_Items from a figure collection_

+--

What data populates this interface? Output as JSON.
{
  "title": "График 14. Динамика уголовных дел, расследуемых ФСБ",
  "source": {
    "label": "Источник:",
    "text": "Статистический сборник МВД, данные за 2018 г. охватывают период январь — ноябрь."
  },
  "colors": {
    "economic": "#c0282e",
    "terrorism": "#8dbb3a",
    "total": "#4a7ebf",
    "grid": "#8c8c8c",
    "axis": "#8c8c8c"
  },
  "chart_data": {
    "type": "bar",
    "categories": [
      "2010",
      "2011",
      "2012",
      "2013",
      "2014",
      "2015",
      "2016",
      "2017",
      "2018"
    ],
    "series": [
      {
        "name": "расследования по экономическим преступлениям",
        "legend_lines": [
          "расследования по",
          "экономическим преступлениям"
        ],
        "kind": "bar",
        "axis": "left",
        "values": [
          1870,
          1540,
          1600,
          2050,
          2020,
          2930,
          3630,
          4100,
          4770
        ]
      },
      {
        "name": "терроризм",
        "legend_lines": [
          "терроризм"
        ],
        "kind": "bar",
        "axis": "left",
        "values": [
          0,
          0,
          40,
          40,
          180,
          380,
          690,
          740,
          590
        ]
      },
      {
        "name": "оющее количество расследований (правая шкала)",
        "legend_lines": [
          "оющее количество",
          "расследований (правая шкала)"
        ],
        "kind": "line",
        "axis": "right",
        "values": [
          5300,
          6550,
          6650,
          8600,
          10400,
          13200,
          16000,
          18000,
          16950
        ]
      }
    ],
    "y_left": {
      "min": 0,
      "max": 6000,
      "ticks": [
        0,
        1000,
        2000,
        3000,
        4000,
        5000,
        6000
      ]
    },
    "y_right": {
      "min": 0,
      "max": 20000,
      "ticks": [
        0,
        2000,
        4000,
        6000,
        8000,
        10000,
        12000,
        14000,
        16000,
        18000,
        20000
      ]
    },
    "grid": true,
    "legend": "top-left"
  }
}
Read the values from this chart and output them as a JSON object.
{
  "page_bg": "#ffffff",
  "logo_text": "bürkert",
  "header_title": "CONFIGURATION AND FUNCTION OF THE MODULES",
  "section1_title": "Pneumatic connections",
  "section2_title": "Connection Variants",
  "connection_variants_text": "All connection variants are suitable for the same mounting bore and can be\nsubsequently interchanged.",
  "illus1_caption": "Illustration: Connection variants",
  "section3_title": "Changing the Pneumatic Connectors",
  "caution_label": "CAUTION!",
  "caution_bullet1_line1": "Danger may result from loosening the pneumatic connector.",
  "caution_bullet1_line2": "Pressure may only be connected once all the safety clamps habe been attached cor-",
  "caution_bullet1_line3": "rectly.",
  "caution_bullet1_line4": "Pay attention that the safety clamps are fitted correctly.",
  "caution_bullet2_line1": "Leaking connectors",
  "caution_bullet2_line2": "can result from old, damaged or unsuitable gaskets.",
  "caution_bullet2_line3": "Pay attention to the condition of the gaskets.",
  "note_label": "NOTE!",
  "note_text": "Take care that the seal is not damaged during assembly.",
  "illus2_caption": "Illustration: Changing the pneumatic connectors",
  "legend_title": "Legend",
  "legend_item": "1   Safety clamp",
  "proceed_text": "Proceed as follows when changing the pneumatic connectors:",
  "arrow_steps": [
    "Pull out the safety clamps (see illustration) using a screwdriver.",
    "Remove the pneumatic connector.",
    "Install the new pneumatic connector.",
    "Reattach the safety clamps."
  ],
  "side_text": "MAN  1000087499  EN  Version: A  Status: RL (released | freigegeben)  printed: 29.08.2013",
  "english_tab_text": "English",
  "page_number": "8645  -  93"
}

+--

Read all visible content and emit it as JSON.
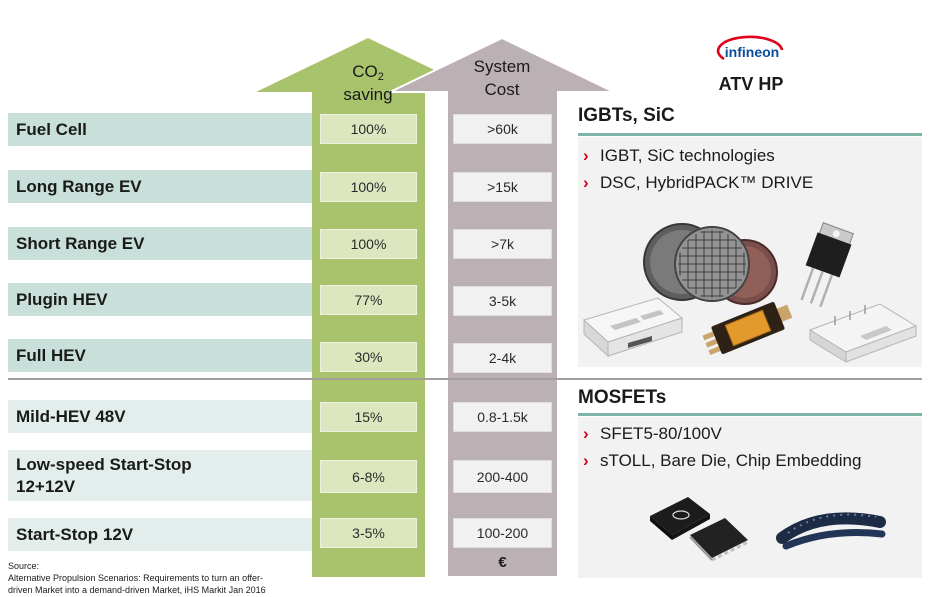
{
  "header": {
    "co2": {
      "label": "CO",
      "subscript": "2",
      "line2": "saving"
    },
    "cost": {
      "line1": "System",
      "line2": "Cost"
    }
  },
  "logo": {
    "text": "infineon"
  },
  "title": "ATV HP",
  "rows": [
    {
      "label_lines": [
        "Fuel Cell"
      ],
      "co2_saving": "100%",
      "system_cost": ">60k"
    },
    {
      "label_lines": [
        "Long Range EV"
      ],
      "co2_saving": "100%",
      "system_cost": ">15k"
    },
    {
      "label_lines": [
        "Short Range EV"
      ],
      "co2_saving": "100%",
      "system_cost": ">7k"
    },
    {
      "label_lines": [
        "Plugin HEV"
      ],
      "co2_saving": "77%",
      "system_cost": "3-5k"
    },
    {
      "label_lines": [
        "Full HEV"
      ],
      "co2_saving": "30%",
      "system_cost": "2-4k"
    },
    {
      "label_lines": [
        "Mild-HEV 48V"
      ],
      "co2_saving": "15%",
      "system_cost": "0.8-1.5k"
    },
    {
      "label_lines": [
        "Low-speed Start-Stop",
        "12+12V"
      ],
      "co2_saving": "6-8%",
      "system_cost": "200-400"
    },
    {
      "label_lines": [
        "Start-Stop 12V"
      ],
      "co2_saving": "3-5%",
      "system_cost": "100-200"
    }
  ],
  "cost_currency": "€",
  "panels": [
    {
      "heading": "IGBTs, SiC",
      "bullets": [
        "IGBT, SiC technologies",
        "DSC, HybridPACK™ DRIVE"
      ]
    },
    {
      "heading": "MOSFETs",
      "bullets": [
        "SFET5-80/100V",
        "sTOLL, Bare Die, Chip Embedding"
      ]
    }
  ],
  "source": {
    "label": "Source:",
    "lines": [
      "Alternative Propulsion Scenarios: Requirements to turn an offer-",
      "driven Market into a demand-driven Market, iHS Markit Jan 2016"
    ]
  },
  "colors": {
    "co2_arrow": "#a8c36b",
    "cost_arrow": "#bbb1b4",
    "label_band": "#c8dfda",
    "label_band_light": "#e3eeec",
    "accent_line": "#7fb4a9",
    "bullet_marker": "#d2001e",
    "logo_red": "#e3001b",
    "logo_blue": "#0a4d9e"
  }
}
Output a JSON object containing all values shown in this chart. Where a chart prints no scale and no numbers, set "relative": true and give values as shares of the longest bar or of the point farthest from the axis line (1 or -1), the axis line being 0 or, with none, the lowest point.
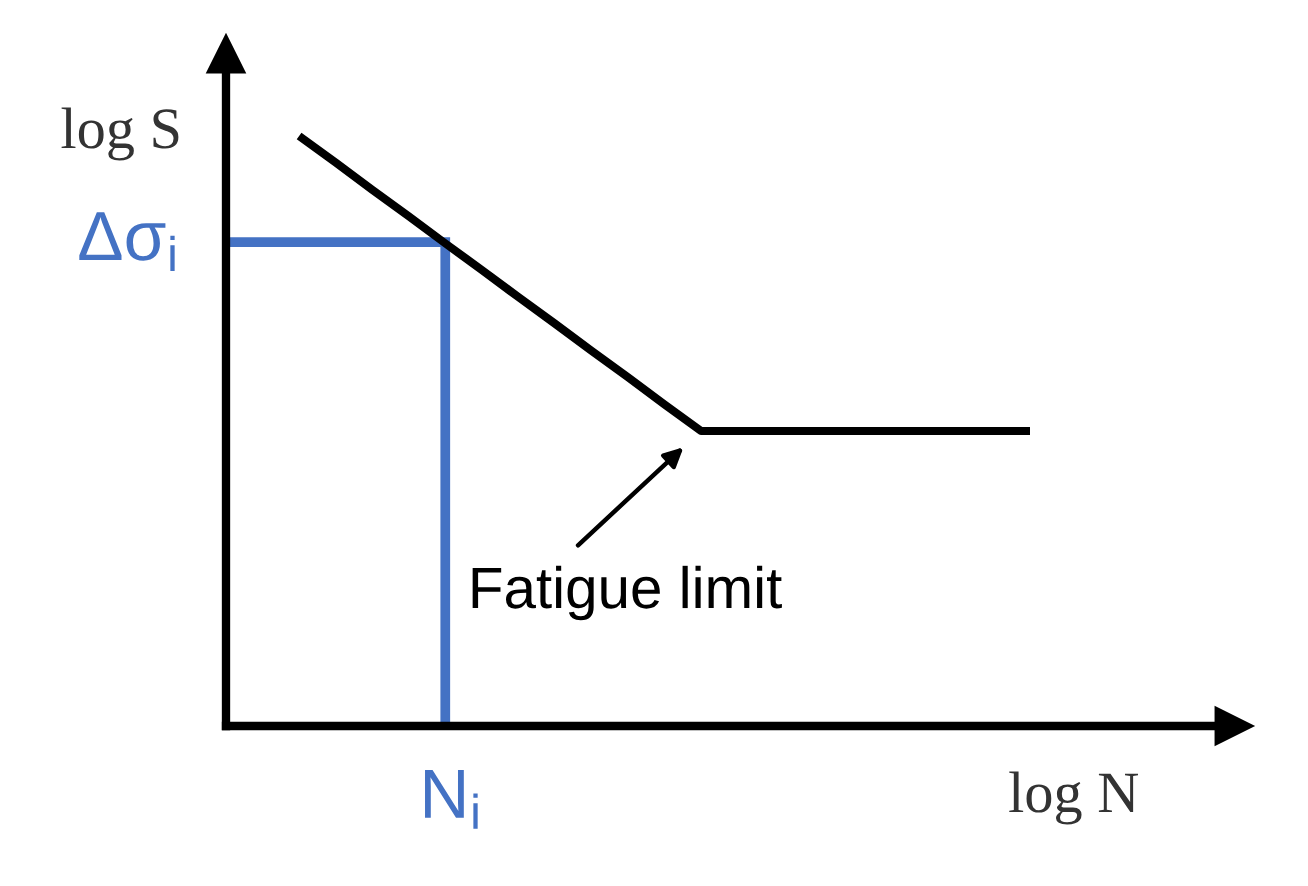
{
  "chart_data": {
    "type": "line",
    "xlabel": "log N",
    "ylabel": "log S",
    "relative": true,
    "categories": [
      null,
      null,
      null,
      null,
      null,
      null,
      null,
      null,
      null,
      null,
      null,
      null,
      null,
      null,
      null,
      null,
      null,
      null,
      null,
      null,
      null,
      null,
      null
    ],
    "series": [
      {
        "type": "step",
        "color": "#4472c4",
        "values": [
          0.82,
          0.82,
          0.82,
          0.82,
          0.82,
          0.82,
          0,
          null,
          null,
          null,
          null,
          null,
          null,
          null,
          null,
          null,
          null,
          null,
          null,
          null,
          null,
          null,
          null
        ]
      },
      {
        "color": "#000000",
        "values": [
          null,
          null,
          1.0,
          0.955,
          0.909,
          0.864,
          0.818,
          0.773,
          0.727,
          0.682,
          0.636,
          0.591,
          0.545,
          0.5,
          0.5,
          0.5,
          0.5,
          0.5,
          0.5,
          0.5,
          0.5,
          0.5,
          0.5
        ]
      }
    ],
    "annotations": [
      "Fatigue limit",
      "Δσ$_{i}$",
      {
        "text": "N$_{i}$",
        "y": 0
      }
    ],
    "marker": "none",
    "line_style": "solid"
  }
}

+--

_Request_
From the material, report only how many lines include the word "правая".

_Final result_
2